- Written problem: Check each line of the listing below for the string "Centra", and copy the ones that have it.

- The records:
********************

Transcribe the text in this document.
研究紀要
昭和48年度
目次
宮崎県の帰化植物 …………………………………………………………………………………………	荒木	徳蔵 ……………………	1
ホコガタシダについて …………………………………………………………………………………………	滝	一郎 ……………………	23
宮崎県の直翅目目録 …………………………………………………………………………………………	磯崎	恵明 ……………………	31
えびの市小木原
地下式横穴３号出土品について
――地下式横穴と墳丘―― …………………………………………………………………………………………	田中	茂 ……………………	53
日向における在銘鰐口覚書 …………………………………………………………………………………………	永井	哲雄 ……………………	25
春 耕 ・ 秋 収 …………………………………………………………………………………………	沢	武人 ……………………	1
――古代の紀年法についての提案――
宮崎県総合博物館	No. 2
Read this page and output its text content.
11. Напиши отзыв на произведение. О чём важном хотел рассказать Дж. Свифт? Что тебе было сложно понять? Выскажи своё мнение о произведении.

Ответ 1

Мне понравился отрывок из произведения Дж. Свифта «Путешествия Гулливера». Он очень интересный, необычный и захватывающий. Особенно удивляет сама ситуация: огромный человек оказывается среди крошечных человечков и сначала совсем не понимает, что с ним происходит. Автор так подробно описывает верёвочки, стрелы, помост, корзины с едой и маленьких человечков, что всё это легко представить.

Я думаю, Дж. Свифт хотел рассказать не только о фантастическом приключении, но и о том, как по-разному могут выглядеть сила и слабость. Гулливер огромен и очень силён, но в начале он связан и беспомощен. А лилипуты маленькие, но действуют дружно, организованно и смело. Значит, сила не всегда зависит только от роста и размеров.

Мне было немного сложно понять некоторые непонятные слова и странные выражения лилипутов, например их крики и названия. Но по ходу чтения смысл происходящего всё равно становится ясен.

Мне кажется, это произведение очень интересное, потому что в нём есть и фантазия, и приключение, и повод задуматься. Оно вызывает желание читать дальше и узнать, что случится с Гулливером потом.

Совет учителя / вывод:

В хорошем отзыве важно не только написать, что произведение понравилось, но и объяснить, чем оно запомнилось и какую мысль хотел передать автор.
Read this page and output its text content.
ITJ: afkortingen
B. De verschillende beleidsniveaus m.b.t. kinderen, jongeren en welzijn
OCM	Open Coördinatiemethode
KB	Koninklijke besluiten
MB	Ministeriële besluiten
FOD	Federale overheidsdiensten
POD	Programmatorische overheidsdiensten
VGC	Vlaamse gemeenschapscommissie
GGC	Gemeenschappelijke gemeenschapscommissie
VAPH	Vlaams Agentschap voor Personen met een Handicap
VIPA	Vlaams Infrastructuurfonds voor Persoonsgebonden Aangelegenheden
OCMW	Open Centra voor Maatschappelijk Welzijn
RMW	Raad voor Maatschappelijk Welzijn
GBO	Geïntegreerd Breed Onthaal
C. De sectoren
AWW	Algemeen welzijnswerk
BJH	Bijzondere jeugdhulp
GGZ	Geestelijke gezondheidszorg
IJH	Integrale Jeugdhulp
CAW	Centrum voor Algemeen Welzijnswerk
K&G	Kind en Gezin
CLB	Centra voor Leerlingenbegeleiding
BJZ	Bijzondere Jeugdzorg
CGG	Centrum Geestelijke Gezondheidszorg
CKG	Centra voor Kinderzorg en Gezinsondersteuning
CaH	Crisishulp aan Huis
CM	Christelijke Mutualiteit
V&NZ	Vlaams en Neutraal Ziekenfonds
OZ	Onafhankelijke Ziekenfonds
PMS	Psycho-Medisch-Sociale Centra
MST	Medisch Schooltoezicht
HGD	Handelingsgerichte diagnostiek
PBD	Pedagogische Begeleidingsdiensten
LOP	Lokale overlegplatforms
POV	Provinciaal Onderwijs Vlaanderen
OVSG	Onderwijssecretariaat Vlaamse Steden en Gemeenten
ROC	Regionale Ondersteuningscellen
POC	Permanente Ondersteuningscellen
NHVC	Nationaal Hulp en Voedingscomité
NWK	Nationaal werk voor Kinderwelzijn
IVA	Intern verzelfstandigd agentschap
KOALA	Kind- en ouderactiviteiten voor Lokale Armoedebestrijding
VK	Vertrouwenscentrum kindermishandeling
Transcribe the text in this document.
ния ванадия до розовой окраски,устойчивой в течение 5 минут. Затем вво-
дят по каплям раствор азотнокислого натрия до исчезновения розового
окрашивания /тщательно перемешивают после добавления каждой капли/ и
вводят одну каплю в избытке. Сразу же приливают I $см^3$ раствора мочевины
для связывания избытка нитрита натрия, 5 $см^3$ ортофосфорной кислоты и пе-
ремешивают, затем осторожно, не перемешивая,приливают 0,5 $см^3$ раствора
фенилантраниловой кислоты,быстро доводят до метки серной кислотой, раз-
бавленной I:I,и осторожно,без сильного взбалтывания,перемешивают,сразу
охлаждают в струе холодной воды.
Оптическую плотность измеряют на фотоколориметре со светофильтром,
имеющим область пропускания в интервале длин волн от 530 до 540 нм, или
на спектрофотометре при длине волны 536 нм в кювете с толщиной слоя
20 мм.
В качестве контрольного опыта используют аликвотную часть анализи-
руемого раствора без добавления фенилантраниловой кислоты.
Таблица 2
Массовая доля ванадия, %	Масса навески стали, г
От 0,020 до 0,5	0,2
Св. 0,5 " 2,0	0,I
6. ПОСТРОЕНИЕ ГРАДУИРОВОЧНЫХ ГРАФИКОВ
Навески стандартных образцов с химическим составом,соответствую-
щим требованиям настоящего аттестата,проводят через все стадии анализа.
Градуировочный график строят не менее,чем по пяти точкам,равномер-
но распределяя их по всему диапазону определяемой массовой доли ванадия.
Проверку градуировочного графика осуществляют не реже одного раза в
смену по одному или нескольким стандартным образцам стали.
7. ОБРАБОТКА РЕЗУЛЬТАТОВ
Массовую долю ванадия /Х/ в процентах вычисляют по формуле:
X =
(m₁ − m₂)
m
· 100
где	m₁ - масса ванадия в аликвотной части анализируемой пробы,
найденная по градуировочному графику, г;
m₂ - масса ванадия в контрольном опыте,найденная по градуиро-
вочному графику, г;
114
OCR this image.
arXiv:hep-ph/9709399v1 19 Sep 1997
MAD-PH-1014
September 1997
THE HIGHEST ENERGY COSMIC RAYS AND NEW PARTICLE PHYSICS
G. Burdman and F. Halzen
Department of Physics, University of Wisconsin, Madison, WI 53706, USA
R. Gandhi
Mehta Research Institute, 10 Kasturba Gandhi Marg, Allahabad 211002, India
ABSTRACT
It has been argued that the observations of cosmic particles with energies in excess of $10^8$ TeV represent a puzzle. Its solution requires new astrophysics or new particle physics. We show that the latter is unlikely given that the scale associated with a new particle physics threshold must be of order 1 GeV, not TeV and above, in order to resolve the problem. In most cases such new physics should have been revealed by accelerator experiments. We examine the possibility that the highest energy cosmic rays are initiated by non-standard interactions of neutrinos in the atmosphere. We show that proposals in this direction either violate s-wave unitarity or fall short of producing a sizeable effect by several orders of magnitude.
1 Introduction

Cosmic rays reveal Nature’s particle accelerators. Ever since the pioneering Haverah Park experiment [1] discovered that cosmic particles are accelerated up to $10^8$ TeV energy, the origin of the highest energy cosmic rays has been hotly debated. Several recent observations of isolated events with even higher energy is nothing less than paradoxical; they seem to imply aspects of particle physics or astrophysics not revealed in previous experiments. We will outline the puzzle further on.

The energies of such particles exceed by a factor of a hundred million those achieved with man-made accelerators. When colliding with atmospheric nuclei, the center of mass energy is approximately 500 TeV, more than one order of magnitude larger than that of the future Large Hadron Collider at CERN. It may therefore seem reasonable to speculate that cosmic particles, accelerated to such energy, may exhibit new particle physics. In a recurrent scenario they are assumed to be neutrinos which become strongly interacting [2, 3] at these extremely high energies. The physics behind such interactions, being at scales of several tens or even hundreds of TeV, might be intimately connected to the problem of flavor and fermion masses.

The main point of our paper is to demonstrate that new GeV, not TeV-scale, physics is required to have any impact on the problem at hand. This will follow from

********************

- Final result:
OCMW	Open Centra voor Maatschappelijk Welzijn
CLB	Centra voor Leerlingenbegeleiding
CKG	Centra voor Kinderzorg en Gezinsondersteuning
PMS	Psycho-Medisch-Sociale Centra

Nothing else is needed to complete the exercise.